╭─ INPUT FOR THIS TASK

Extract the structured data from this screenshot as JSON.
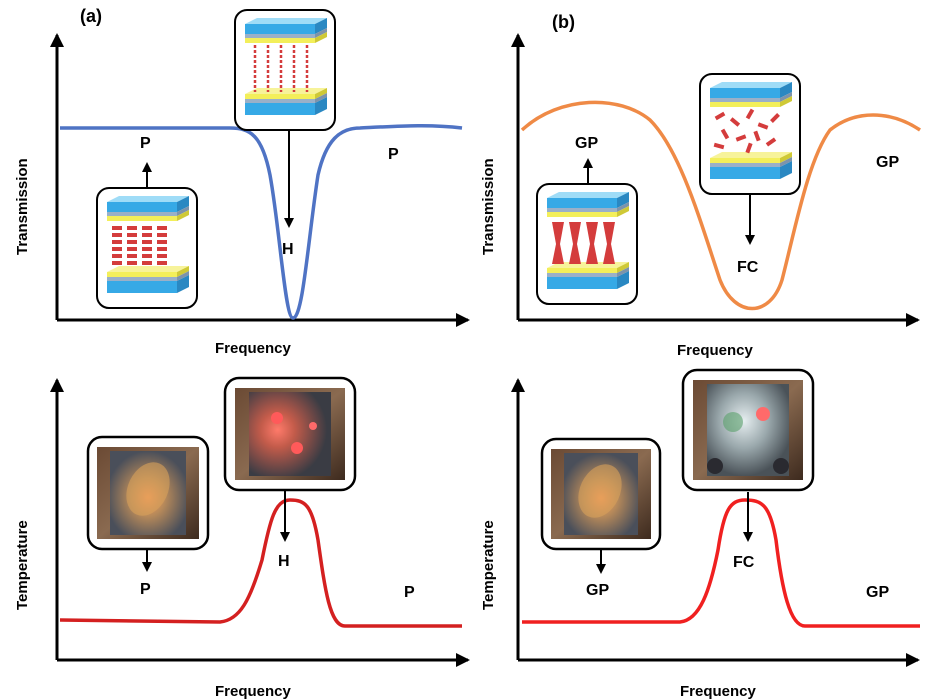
{
  "panel_a": {
    "tag": "(a)",
    "top": {
      "ylabel": "Transmission",
      "xlabel": "Frequency",
      "left_label": "P",
      "right_label": "P",
      "dip_label": "H"
    },
    "bottom": {
      "ylabel": "Temperature",
      "xlabel": "Frequency",
      "left_label": "P",
      "right_label": "P",
      "peak_label": "H"
    }
  },
  "panel_b": {
    "tag": "(b)",
    "top": {
      "ylabel": "Transmission",
      "xlabel": "Frequency",
      "left_label": "GP",
      "right_label": "GP",
      "dip_label": "FC"
    },
    "bottom": {
      "ylabel": "Temperature",
      "xlabel": "Frequency",
      "left_label": "GP",
      "right_label": "GP",
      "peak_label": "FC"
    }
  },
  "colors": {
    "transmission_a": "#4f73c4",
    "transmission_b": "#ef8a46",
    "temperature": "#d42020",
    "glass_top": "#36a9e6",
    "yellow_layer": "#f3ef5a",
    "molecule": "#d43c3c"
  },
  "icons": [
    "cell-homeotropic-icon",
    "cell-planar-icon",
    "cell-focal-conic-icon",
    "cell-grandjean-icon",
    "photo-cell-icon"
  ]
}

╰─

BRIEF: Repeat the records word for word. Any picture in them should be left out.

ANSWER FOR THE TASK:
Extract the structured data from this screenshot as JSON.
{
  "panel_a": {
    "tag": "(a)",
    "top": {
      "ylabel": "Transmission",
      "xlabel": "Frequency",
      "left_label": "P",
      "right_label": "P",
      "dip_label": "H"
    },
    "bottom": {
      "ylabel": "Temperature",
      "xlabel": "Frequency",
      "left_label": "P",
      "right_label": "P",
      "peak_label": "H"
    }
  },
  "panel_b": {
    "tag": "(b)",
    "top": {
      "ylabel": "Transmission",
      "xlabel": "Frequency",
      "left_label": "GP",
      "right_label": "GP",
      "dip_label": "FC"
    },
    "bottom": {
      "ylabel": "Temperature",
      "xlabel": "Frequency",
      "left_label": "GP",
      "right_label": "GP",
      "peak_label": "FC"
    }
  },
  "colors": {
    "transmission_a": "#4f73c4",
    "transmission_b": "#ef8a46",
    "temperature": "#d42020",
    "glass_top": "#36a9e6",
    "yellow_layer": "#f3ef5a",
    "molecule": "#d43c3c"
  },
  "icons": [
    "cell-homeotropic-icon",
    "cell-planar-icon",
    "cell-focal-conic-icon",
    "cell-grandjean-icon",
    "photo-cell-icon"
  ]
}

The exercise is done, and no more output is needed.